Take the records underneath and set them down exactly.

(Stored entries)
▶
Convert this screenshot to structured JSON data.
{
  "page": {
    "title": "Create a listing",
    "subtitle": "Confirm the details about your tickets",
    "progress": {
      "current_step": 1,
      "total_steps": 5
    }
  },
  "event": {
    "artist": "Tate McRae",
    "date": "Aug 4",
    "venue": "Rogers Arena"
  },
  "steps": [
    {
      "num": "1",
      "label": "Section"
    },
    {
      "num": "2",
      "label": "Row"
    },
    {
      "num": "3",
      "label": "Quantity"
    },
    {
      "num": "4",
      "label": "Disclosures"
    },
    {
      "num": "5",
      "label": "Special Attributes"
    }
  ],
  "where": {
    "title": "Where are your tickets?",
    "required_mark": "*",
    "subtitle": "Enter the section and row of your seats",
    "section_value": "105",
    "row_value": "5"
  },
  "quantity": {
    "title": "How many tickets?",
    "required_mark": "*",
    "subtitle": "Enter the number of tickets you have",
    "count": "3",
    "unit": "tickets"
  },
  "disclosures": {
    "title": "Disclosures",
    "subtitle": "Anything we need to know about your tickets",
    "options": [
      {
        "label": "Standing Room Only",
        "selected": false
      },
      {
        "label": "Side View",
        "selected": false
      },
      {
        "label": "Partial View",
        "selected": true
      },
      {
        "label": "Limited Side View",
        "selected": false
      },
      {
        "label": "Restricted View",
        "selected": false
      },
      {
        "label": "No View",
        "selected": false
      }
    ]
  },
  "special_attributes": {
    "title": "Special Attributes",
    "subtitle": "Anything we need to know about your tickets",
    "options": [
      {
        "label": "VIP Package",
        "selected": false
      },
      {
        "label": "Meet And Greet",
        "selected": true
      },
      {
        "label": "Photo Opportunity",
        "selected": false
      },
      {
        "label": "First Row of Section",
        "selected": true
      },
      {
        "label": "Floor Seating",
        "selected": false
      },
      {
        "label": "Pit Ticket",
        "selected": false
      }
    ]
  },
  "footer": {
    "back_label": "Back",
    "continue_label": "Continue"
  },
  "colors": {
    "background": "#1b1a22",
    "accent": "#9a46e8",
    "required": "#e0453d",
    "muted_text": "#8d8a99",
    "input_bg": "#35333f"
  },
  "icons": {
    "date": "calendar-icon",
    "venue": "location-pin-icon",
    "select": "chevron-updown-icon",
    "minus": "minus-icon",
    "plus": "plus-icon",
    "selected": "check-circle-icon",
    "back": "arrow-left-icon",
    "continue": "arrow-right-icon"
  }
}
◀
◆ Solution for this task
Convert this screenshot to structured JSON data.
{
  "page": {
    "title": "Create a listing",
    "subtitle": "Confirm the details about your tickets",
    "progress": {
      "current_step": 1,
      "total_steps": 5
    }
  },
  "event": {
    "artist": "Tate McRae",
    "date": "Aug 4",
    "venue": "Rogers Arena"
  },
  "steps": [
    {
      "num": "1",
      "label": "Section"
    },
    {
      "num": "2",
      "label": "Row"
    },
    {
      "num": "3",
      "label": "Quantity"
    },
    {
      "num": "4",
      "label": "Disclosures"
    },
    {
      "num": "5",
      "label": "Special Attributes"
    }
  ],
  "where": {
    "title": "Where are your tickets?",
    "required_mark": "*",
    "subtitle": "Enter the section and row of your seats",
    "section_value": "105",
    "row_value": "5"
  },
  "quantity": {
    "title": "How many tickets?",
    "required_mark": "*",
    "subtitle": "Enter the number of tickets you have",
    "count": "3",
    "unit": "tickets"
  },
  "disclosures": {
    "title": "Disclosures",
    "subtitle": "Anything we need to know about your tickets",
    "options": [
      {
        "label": "Standing Room Only",
        "selected": false
      },
      {
        "label": "Side View",
        "selected": false
      },
      {
        "label": "Partial View",
        "selected": true
      },
      {
        "label": "Limited Side View",
        "selected": false
      },
      {
        "label": "Restricted View",
        "selected": false
      },
      {
        "label": "No View",
        "selected": false
      }
    ]
  },
  "special_attributes": {
    "title": "Special Attributes",
    "subtitle": "Anything we need to know about your tickets",
    "options": [
      {
        "label": "VIP Package",
        "selected": false
      },
      {
        "label": "Meet And Greet",
        "selected": true
      },
      {
        "label": "Photo Opportunity",
        "selected": false
      },
      {
        "label": "First Row of Section",
        "selected": true
      },
      {
        "label": "Floor Seating",
        "selected": false
      },
      {
        "label": "Pit Ticket",
        "selected": false
      }
    ]
  },
  "footer": {
    "back_label": "Back",
    "continue_label": "Continue"
  },
  "colors": {
    "background": "#1b1a22",
    "accent": "#9a46e8",
    "required": "#e0453d",
    "muted_text": "#8d8a99",
    "input_bg": "#35333f"
  },
  "icons": {
    "date": "calendar-icon",
    "venue": "location-pin-icon",
    "select": "chevron-updown-icon",
    "minus": "minus-icon",
    "plus": "plus-icon",
    "selected": "check-circle-icon",
    "back": "arrow-left-icon",
    "continue": "arrow-right-icon"
  }
}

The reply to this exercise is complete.